» Quoted text:
England and Bazball push the boundaries of what is possible, yet again
Test cricket has been around for centuries, and over years and years of conventionality, a particular pattern of play has emerged. Quite often, it has revolved around grit, determination, playing the waiting game and letting the opposition crack first.
Hard-nosed cricket, as some would call it, has seen countless teams dominate across generations. Flamboyance was a cornerstone of most of these sides too but whenever mentioning Test cricket, there was always a sense of this being a test of patience more than anything else.
Every once in a while, though, as it regularly happens across different sports, someone comes along to challenge those notions. Someone or an outfit that smirks at the traditional way of playing, and puts forth a method that might not just have been inconceivable a while back, but also deemed ludicrous, absurd and many such adjectives.
England are that team in Test cricket currently. And Bazball (or whatever you want to call it) is that method.
England, for what it is worth, have now won two Tests on the spin against India with Ben Stokes at the helm and with Brendon McCullum in charge. Yes, it has been two years apart, but that is what the record states, at least at the time of writing.
This win, though, will reverberate far more than their 2022 Birmingham triumph. And that is largely because it was achieved in India, against a side that had only lost thrice since the culmination of the home Test series against England in 2013.
The victory, in itself, is a great deal. But it is the manner that will be remembered long after this series, or this particular ensemble cast is done. It began in expected fashion, with England being bowled out for a sub-250 total, attempting the sort of shots the textbook unabashedly advises against in these conditions.
They then gave up more than 400, which cast light on their bowling reserves, critiquing if they had picked the right personnel. Tom Hartley, having not played a Test yet, was their second front-line spinner alongside Jack Leach, who last played a Test in June 2023. All this while Liam Dawson, a frequent wicket-taker at the County level, concurrently plies his trade in T20 franchise leagues.

» To-do list:
[A] In the article on England's Bazball approach, who was England's second front-line spinner alongside Jack Leach?
[B] Rewrite the stretch of the Bazball article from "England and Bazball" through "opposition crack first.", putting "resilience" wherever "grit" appears.
[C] Extend the article on England's Bazball approach with the passage that would follow its final sentence.

[Dataset entries]
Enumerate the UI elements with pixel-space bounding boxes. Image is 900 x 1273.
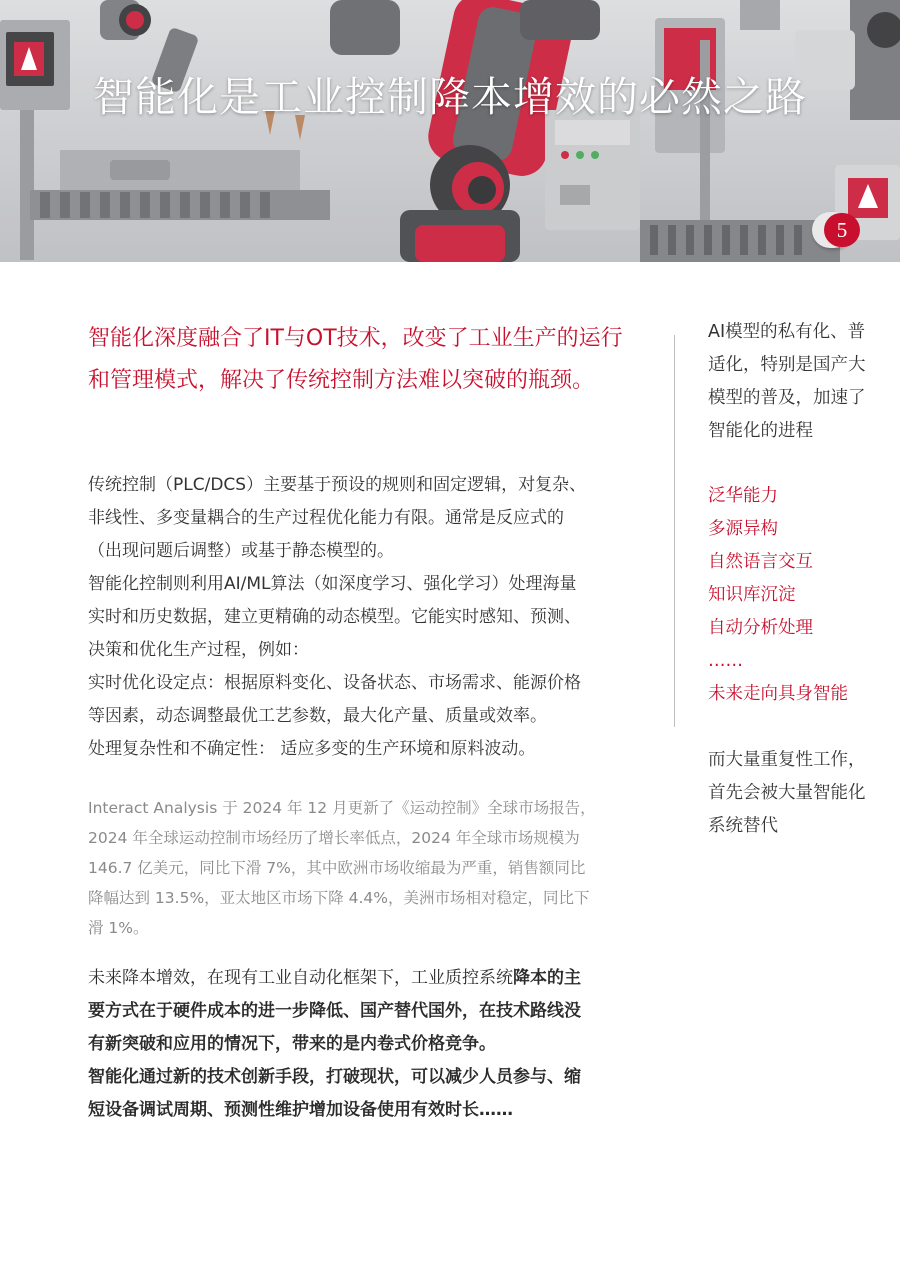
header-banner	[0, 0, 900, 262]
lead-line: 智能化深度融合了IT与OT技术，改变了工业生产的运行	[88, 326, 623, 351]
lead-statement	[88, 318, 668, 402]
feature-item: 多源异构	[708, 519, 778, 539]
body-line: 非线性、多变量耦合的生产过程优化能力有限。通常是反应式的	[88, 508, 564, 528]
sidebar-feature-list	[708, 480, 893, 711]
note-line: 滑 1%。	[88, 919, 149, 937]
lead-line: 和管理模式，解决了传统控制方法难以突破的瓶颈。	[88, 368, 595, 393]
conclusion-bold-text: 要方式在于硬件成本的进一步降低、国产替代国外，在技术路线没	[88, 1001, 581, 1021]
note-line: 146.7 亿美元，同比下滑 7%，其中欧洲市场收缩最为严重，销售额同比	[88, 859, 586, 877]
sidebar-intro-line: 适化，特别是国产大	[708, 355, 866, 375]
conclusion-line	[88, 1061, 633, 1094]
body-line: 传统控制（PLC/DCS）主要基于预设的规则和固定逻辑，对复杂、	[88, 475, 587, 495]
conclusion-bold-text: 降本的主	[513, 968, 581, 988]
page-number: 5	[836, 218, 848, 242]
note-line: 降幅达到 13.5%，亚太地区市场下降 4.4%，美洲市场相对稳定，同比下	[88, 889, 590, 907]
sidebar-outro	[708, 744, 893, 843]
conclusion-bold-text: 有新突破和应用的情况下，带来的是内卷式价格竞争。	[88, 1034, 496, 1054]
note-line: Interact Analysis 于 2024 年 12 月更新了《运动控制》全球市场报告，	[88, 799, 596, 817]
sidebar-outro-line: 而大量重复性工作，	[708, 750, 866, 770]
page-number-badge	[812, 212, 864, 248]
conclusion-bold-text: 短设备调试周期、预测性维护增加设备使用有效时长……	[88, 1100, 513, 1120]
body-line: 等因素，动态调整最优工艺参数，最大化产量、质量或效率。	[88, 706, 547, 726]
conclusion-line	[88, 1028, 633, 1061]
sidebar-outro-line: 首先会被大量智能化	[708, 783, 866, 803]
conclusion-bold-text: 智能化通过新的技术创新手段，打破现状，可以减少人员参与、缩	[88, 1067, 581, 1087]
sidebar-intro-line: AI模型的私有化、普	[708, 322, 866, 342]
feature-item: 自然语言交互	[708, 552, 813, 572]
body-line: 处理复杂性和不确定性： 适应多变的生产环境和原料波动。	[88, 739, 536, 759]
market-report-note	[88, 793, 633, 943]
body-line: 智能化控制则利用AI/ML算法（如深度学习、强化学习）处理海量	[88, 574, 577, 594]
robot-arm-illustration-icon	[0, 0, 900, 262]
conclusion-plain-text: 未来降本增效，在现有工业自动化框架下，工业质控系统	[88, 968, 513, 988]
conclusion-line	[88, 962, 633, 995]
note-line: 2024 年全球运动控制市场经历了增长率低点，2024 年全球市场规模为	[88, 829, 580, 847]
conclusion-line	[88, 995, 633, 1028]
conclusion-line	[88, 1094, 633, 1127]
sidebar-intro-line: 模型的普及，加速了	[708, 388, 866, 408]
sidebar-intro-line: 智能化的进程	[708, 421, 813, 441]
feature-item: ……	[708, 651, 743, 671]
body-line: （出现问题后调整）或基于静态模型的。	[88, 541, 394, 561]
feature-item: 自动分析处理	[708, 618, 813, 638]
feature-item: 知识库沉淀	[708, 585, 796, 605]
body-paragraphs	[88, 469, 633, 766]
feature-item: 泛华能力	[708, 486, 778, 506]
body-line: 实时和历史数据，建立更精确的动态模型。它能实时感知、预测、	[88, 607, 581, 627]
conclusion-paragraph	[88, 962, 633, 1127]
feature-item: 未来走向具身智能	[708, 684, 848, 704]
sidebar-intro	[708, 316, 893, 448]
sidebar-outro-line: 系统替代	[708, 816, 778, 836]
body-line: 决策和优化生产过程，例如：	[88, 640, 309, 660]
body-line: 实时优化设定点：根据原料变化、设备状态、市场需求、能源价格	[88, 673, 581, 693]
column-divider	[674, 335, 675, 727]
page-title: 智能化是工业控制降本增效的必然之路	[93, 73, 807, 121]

---

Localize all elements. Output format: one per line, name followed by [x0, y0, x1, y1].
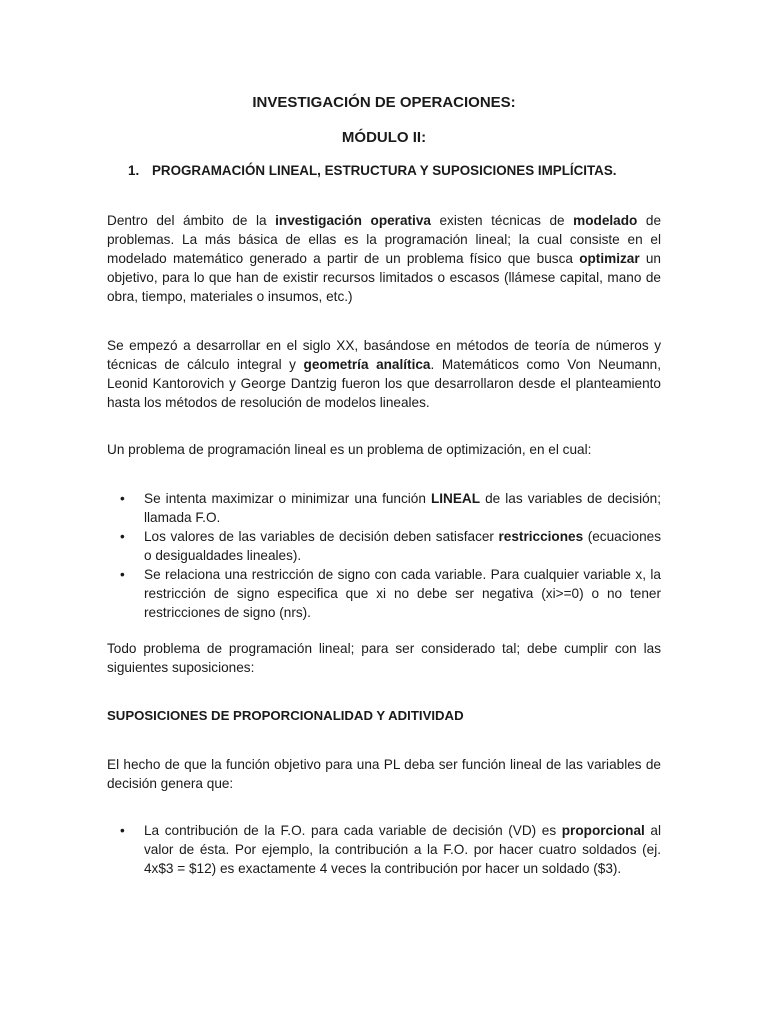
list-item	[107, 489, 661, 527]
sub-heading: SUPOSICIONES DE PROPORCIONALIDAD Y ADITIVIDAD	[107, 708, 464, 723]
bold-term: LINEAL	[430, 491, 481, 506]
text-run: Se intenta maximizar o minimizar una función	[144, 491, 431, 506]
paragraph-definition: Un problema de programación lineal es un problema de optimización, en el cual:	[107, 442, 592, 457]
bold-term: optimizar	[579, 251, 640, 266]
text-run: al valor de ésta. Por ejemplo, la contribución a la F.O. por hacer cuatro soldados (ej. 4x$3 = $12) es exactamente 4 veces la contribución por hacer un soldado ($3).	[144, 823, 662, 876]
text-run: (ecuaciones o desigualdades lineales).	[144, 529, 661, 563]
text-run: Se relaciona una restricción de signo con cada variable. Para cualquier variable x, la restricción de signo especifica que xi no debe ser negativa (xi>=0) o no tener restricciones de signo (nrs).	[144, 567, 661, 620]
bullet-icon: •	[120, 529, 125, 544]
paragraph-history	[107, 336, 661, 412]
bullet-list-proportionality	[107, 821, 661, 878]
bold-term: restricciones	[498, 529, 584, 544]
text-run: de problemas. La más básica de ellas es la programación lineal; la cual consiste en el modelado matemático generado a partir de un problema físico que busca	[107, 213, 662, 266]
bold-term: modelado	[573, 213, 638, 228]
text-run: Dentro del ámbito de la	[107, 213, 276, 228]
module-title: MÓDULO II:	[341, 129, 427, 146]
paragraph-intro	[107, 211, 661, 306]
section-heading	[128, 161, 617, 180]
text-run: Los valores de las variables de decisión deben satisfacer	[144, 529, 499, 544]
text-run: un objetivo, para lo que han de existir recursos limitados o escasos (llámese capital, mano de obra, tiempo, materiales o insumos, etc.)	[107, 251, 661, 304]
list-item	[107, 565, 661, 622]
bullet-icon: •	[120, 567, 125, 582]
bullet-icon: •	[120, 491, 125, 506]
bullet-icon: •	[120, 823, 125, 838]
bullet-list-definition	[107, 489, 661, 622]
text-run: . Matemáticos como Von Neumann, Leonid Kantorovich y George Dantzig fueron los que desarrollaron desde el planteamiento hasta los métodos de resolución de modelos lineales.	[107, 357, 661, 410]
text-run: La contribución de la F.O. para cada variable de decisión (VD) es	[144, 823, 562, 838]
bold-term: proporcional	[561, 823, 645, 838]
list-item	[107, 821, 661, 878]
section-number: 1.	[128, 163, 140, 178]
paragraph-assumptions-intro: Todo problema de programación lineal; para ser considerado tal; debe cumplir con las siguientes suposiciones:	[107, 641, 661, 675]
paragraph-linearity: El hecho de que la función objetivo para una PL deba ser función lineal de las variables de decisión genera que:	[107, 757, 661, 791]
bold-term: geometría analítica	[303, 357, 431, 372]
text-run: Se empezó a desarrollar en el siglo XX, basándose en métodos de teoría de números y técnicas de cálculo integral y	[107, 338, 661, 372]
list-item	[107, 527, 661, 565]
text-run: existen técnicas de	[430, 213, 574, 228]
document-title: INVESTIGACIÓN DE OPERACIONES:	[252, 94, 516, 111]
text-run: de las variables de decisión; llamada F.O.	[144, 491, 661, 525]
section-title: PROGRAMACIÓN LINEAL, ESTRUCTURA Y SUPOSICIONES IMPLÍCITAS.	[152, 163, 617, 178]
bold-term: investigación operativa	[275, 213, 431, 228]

» The results:
[A] Tom Hartley

[B]
England and Bazball push the boundaries of what is possible, yet again
Test cricket has been around for centuries, and over years and years of conventionality, a particular pattern of play has emerged. Quite often, it has revolved around resilience, determination, playing the waiting game and letting the opposition crack first.

[C]
Funnily enough, former New Zealand cricketer Jeetan Patel, who now works as England’s spin-bowling coach, quipped post Day 2 that if anyone did not know the score, they would have felt that England were the team on top. England were trailing by 175 runs at that juncture.
It sounds ridiculous. But maybe they just believe in themselves so blindly. That they can win from any situation. Against any opposition. In any condition. As long as they stay true to who they believe they should be.
And so…it began.
Ollie Pope led England's turnaround with a magnificent ton
Ollie Pope played one of the all-time great knocks – unfurling reverse sweeps and sweeps as regularly as defensive strokes. He played these strokes as confidently as Virat Kohli would play a cover drive or Rohit Sharma would play a pull, and in that instant, it became clear that England had fully committed to this plan.
Prior to that Pope innings, Ben Duckett, who had endured a torrid time on his last India tour, kept attacking with abandon. Zak Crawley, never far away from a string of low scores, kept at it too, not worrying about how he might look, and backing himself to the hilt.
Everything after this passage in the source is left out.